- _Task requirements_:
Reproduce the listing word for word, from the line with "heatmap-cell [634, 351, 647, 361]" to the line with "heatmap-cell [262, 304, 275, 313]", including both of those lines.

- _Supplied data_:
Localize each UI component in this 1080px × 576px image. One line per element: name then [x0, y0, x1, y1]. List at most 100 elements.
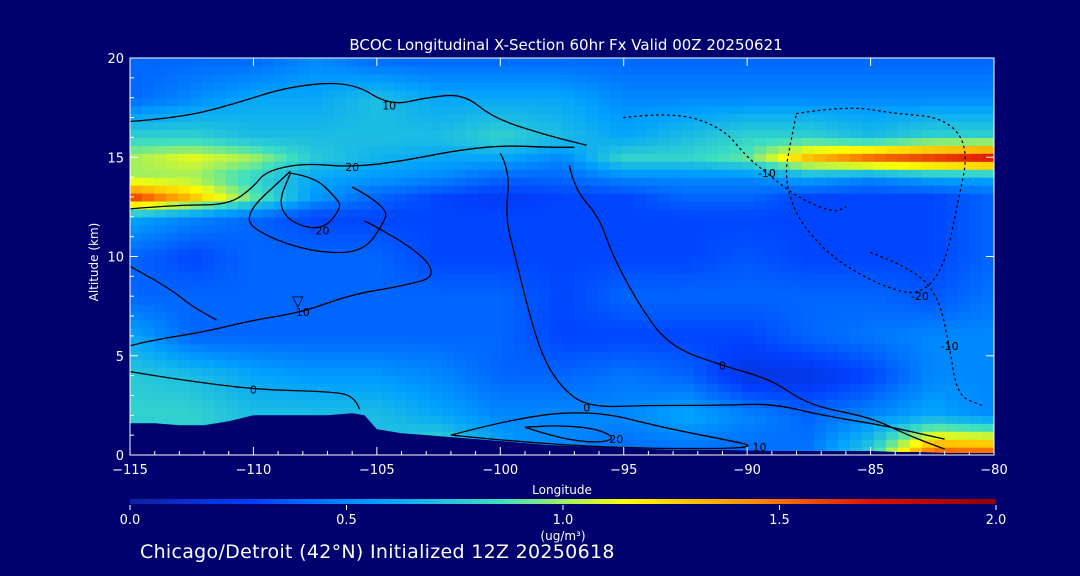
heatmap-cell [634, 351, 647, 361]
heatmap-cell [370, 89, 383, 99]
heatmap-cell [790, 359, 803, 369]
heatmap-cell [214, 367, 227, 377]
heatmap-cell [538, 153, 551, 162]
heatmap-cell [286, 200, 299, 210]
heatmap-cell [262, 177, 275, 186]
heatmap-cell [550, 192, 563, 202]
heatmap-cell [502, 192, 515, 202]
heatmap-cell [634, 208, 647, 218]
heatmap-cell [982, 248, 994, 258]
heatmap-cell [442, 312, 455, 321]
heatmap-cell [298, 105, 311, 115]
heatmap-cell [922, 137, 935, 146]
heatmap-cell [622, 216, 635, 226]
heatmap-cell [754, 272, 767, 281]
heatmap-cell [202, 327, 215, 337]
heatmap-cell [358, 97, 371, 107]
heatmap-cell [802, 161, 815, 170]
heatmap-cell [898, 58, 911, 67]
heatmap-cell [178, 304, 191, 313]
heatmap-cell [262, 304, 275, 313]
heatmap-cell [202, 224, 215, 234]
heatmap-cell [478, 407, 491, 416]
heatmap-cell [454, 81, 467, 91]
chart-title: BCOC Longitudinal X-Section 60hr Fx Vali… [349, 36, 782, 54]
heatmap-cell [322, 351, 335, 361]
heatmap-cell [826, 439, 839, 448]
heatmap-cell [166, 280, 179, 289]
heatmap-cell [850, 359, 863, 369]
heatmap-cell [514, 304, 527, 313]
heatmap-cell [958, 137, 971, 146]
heatmap-cell [598, 304, 611, 313]
heatmap-cell [586, 304, 599, 313]
heatmap-cell [142, 224, 155, 234]
heatmap-cell [910, 232, 923, 242]
heatmap-cell [238, 280, 251, 289]
heatmap-cell [430, 161, 443, 170]
heatmap-cell [766, 327, 779, 337]
heatmap-cell [130, 113, 143, 123]
heatmap-cell [130, 264, 143, 273]
heatmap-cell [514, 105, 527, 115]
heatmap-cell [130, 208, 143, 218]
heatmap-cell [670, 288, 683, 297]
heatmap-cell [790, 145, 803, 154]
heatmap-cell [670, 73, 683, 83]
heatmap-cell [874, 447, 887, 455]
heatmap-cell [274, 145, 287, 154]
heatmap-cell [862, 65, 875, 75]
heatmap-cell [298, 200, 311, 210]
heatmap-cell [742, 256, 755, 266]
heatmap-cell [862, 439, 875, 448]
heatmap-cell [418, 240, 431, 250]
heatmap-cell [514, 335, 527, 345]
heatmap-cell [718, 65, 731, 75]
heatmap-cell [490, 200, 503, 210]
heatmap-cell [346, 320, 359, 329]
heatmap-cell [922, 351, 935, 361]
heatmap-cell [718, 312, 731, 321]
heatmap-cell [634, 288, 647, 297]
heatmap-cell [718, 391, 731, 401]
heatmap-cell [922, 240, 935, 250]
heatmap-cell [478, 216, 491, 226]
heatmap-cell [202, 335, 215, 345]
heatmap-cell [634, 105, 647, 115]
heatmap-cell [874, 200, 887, 210]
heatmap-cell [766, 169, 779, 178]
heatmap-cell [682, 320, 695, 329]
heatmap-cell [646, 312, 659, 321]
heatmap-cell [910, 288, 923, 297]
heatmap-cell [346, 192, 359, 202]
heatmap-cell [514, 200, 527, 210]
heatmap-cell [226, 65, 239, 75]
heatmap-cell [790, 312, 803, 321]
heatmap-cell [814, 296, 827, 305]
heatmap-cell [958, 312, 971, 321]
heatmap-cell [874, 224, 887, 234]
heatmap-cell [946, 137, 959, 146]
heatmap-cell [142, 367, 155, 377]
heatmap-cell [958, 327, 971, 337]
heatmap-cell [190, 169, 203, 178]
heatmap-cell [382, 351, 395, 361]
heatmap-cell [502, 153, 515, 162]
heatmap-cell [598, 97, 611, 107]
heatmap-cell [622, 415, 635, 424]
heatmap-cell [958, 375, 971, 385]
heatmap-cell [262, 73, 275, 83]
heatmap-cell [130, 391, 143, 401]
heatmap-cell [898, 89, 911, 99]
heatmap-cell [958, 320, 971, 329]
heatmap-cell [610, 272, 623, 281]
heatmap-cell [178, 137, 191, 146]
heatmap-cell [466, 129, 479, 138]
heatmap-cell [430, 169, 443, 178]
heatmap-cell [130, 288, 143, 297]
heatmap-cell [310, 407, 323, 416]
heatmap-cell [382, 153, 395, 162]
heatmap-cell [946, 248, 959, 258]
heatmap-cell [946, 216, 959, 226]
heatmap-cell [682, 200, 695, 210]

- _Correct answer_:
heatmap-cell [634, 351, 647, 361]
heatmap-cell [370, 89, 383, 99]
heatmap-cell [790, 359, 803, 369]
heatmap-cell [214, 367, 227, 377]
heatmap-cell [538, 153, 551, 162]
heatmap-cell [286, 200, 299, 210]
heatmap-cell [262, 177, 275, 186]
heatmap-cell [550, 192, 563, 202]
heatmap-cell [502, 192, 515, 202]
heatmap-cell [634, 208, 647, 218]
heatmap-cell [982, 248, 994, 258]
heatmap-cell [442, 312, 455, 321]
heatmap-cell [298, 105, 311, 115]
heatmap-cell [922, 137, 935, 146]
heatmap-cell [622, 216, 635, 226]
heatmap-cell [754, 272, 767, 281]
heatmap-cell [202, 327, 215, 337]
heatmap-cell [358, 97, 371, 107]
heatmap-cell [802, 161, 815, 170]
heatmap-cell [898, 58, 911, 67]
heatmap-cell [178, 304, 191, 313]
heatmap-cell [262, 304, 275, 313]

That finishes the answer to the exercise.